## Given entries
------
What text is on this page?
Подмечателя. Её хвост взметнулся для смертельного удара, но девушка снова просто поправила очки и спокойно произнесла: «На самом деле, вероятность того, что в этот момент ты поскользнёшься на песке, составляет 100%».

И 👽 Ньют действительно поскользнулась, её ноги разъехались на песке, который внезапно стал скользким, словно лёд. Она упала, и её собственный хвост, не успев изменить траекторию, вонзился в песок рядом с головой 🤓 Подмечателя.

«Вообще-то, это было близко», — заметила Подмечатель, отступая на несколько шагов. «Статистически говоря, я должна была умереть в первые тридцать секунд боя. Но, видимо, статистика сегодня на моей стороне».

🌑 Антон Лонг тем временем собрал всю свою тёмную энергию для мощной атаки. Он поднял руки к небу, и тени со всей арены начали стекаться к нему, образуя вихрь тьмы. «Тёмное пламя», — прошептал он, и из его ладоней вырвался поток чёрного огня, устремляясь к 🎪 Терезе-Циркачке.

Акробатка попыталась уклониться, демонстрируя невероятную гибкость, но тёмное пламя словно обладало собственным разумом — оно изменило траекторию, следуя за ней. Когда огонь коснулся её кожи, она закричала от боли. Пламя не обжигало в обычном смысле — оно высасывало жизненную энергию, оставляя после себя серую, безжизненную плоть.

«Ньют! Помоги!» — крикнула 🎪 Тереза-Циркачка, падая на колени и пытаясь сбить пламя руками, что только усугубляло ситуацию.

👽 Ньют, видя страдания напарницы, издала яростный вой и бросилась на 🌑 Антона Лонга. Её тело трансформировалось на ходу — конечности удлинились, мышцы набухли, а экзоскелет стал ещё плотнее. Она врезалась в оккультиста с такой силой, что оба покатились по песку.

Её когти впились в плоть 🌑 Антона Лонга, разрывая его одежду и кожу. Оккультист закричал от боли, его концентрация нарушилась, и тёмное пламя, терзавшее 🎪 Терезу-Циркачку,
------
## Problem statement
Go through the entries and return each line where the word "Подмечателя" appears.

## Finished exercise
Подмечателя. Её хвост взметнулся для смертельного удара, но девушка снова просто поправила очки и спокойно произнесла: «На самом деле, вероятность того, что в этот момент ты поскользнёшься на песке, составляет 100%».
И 👽 Ньют действительно поскользнулась, её ноги разъехались на песке, который внезапно стал скользким, словно лёд. Она упала, и её собственный хвост, не успев изменить траекторию, вонзился в песок рядом с головой 🤓 Подмечателя.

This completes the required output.